--- Begin AVAILABLE DATA ---
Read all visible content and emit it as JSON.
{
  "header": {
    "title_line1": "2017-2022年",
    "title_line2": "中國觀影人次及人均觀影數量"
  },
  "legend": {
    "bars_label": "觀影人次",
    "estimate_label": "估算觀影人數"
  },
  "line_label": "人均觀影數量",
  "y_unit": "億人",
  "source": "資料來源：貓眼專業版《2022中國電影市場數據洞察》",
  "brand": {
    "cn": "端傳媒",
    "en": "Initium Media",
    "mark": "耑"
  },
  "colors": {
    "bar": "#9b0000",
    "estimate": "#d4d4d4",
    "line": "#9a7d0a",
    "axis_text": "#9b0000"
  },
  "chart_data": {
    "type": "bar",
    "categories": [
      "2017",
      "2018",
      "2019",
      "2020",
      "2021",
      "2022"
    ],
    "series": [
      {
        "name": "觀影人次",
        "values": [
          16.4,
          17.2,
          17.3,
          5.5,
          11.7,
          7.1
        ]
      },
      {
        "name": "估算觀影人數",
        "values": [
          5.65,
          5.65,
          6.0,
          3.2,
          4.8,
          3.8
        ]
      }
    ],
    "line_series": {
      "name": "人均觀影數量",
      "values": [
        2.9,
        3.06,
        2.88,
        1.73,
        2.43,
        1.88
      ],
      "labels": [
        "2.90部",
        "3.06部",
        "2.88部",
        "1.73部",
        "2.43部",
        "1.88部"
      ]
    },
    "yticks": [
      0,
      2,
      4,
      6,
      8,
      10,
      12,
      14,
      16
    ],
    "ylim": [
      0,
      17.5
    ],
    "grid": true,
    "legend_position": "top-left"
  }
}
--- End AVAILABLE DATA ---
-- WHAT NEEDS TO BE DONE --
Recite the full listing above exactly.

-- ANSWER FOR THIS EXERCISE --
Read all visible content and emit it as JSON.
{
  "header": {
    "title_line1": "2017-2022年",
    "title_line2": "中國觀影人次及人均觀影數量"
  },
  "legend": {
    "bars_label": "觀影人次",
    "estimate_label": "估算觀影人數"
  },
  "line_label": "人均觀影數量",
  "y_unit": "億人",
  "source": "資料來源：貓眼專業版《2022中國電影市場數據洞察》",
  "brand": {
    "cn": "端傳媒",
    "en": "Initium Media",
    "mark": "耑"
  },
  "colors": {
    "bar": "#9b0000",
    "estimate": "#d4d4d4",
    "line": "#9a7d0a",
    "axis_text": "#9b0000"
  },
  "chart_data": {
    "type": "bar",
    "categories": [
      "2017",
      "2018",
      "2019",
      "2020",
      "2021",
      "2022"
    ],
    "series": [
      {
        "name": "觀影人次",
        "values": [
          16.4,
          17.2,
          17.3,
          5.5,
          11.7,
          7.1
        ]
      },
      {
        "name": "估算觀影人數",
        "values": [
          5.65,
          5.65,
          6.0,
          3.2,
          4.8,
          3.8
        ]
      }
    ],
    "line_series": {
      "name": "人均觀影數量",
      "values": [
        2.9,
        3.06,
        2.88,
        1.73,
        2.43,
        1.88
      ],
      "labels": [
        "2.90部",
        "3.06部",
        "2.88部",
        "1.73部",
        "2.43部",
        "1.88部"
      ]
    },
    "yticks": [
      0,
      2,
      4,
      6,
      8,
      10,
      12,
      14,
      16
    ],
    "ylim": [
      0,
      17.5
    ],
    "grid": true,
    "legend_position": "top-left"
  }
}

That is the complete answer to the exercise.